» **Stated goal**
Select and reproduce each line of the listing below that bears the string "title".
━━━ Stored rows
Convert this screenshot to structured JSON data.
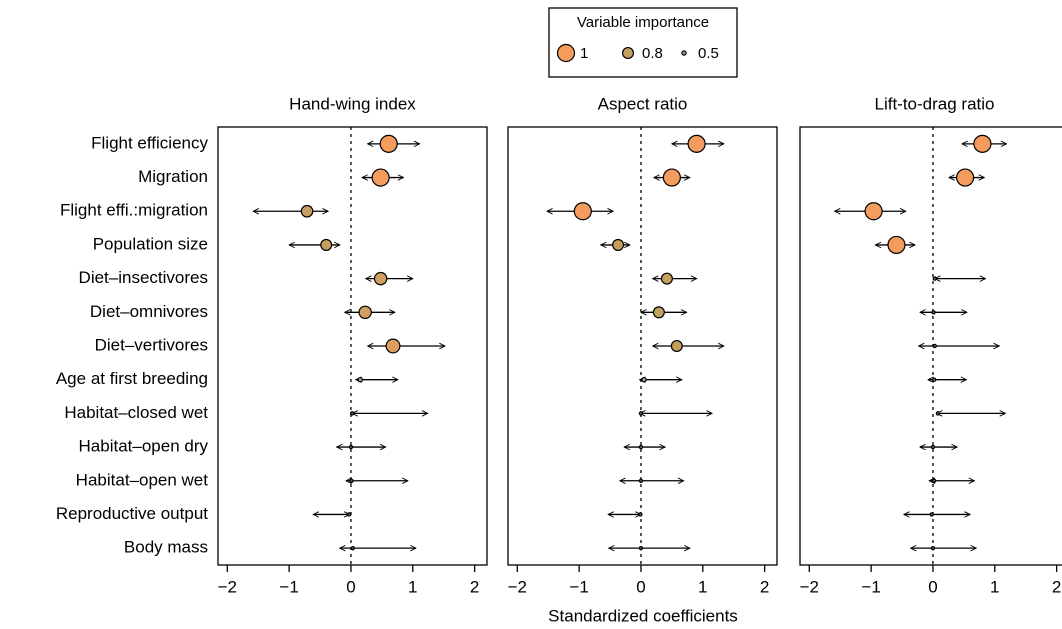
{
  "chart_data": [
    {
      "type": "forest",
      "title": "Hand-wing index",
      "values": [
        0.61,
        0.48,
        -0.71,
        -0.4,
        0.48,
        0.23,
        0.68,
        0.15,
        0.02,
        0,
        0.01,
        -0.03,
        0.03
      ],
      "lower": [
        0.27,
        0.18,
        -1.58,
        -1.0,
        0.24,
        -0.1,
        0.27,
        0.08,
        0.02,
        -0.23,
        -0.08,
        -0.61,
        -0.18
      ],
      "upper": [
        1.11,
        0.85,
        -0.37,
        -0.18,
        1.0,
        0.71,
        1.52,
        0.76,
        1.24,
        0.56,
        0.92,
        -0.02,
        1.05
      ],
      "importance": [
        1,
        1,
        0.82,
        0.8,
        0.85,
        0.85,
        0.9,
        0.5,
        0.35,
        0.3,
        0.35,
        0.35,
        0.3
      ],
      "xlim": [
        -2.15,
        2.2
      ],
      "xticks": [
        -2,
        -1,
        0,
        1,
        2
      ],
      "reference_line": 0
    },
    {
      "type": "forest",
      "title": "Aspect ratio",
      "values": [
        0.9,
        0.5,
        -0.94,
        -0.37,
        0.42,
        0.29,
        0.58,
        0.05,
        0,
        0,
        0,
        -0.01,
        0
      ],
      "lower": [
        0.5,
        0.21,
        -1.52,
        -0.65,
        0.19,
        0,
        0.19,
        -0.02,
        -0.02,
        -0.27,
        -0.34,
        -0.53,
        -0.52
      ],
      "upper": [
        1.34,
        0.79,
        -0.45,
        -0.18,
        0.9,
        0.74,
        1.34,
        0.66,
        1.15,
        0.39,
        0.69,
        0,
        0.79
      ],
      "importance": [
        1,
        1,
        1,
        0.8,
        0.8,
        0.8,
        0.8,
        0.5,
        0.35,
        0.35,
        0.3,
        0.35,
        0.3
      ],
      "xlim": [
        -2.15,
        2.2
      ],
      "xticks": [
        -2,
        -1,
        0,
        1,
        2
      ],
      "reference_line": 0
    },
    {
      "type": "forest",
      "title": "Lift-to-drag ratio",
      "values": [
        0.8,
        0.52,
        -0.96,
        -0.59,
        0.03,
        0.01,
        0.03,
        0.02,
        0.08,
        0,
        0.02,
        -0.02,
        0
      ],
      "lower": [
        0.47,
        0.26,
        -1.59,
        -0.93,
        0.03,
        -0.21,
        -0.23,
        -0.08,
        0.06,
        -0.21,
        -0.06,
        -0.47,
        -0.36
      ],
      "upper": [
        1.19,
        0.83,
        -0.44,
        -0.29,
        0.85,
        0.55,
        1.07,
        0.54,
        1.17,
        0.39,
        0.67,
        0.6,
        0.7
      ],
      "importance": [
        1,
        1,
        1,
        1,
        0.35,
        0.35,
        0.35,
        0.4,
        0.35,
        0.35,
        0.35,
        0.35,
        0.3
      ],
      "xlim": [
        -2.15,
        2.2
      ],
      "xticks": [
        -2,
        -1,
        0,
        1,
        2
      ],
      "reference_line": 0
    }
  ],
  "categories": [
    "Flight efficiency",
    "Migration",
    "Flight effi.:migration",
    "Population size",
    "Diet–insectivores",
    "Diet–omnivores",
    "Diet–vertivores",
    "Age at first breeding",
    "Habitat–closed wet",
    "Habitat–open dry",
    "Habitat–open wet",
    "Reproductive output",
    "Body mass"
  ],
  "xlabel": "Standardized coefficients",
  "legend": {
    "title": "Variable importance",
    "values": [
      1,
      0.8,
      0.5
    ],
    "colors": [
      "#f39c5e",
      "#c4a05f",
      "#8db37f"
    ]
  }
}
━━━━━━
» **Problem solution**
      "title": "Hand-wing index",
      "title": "Aspect ratio",
      "title": "Lift-to-drag ratio",
    "title": "Variable importance",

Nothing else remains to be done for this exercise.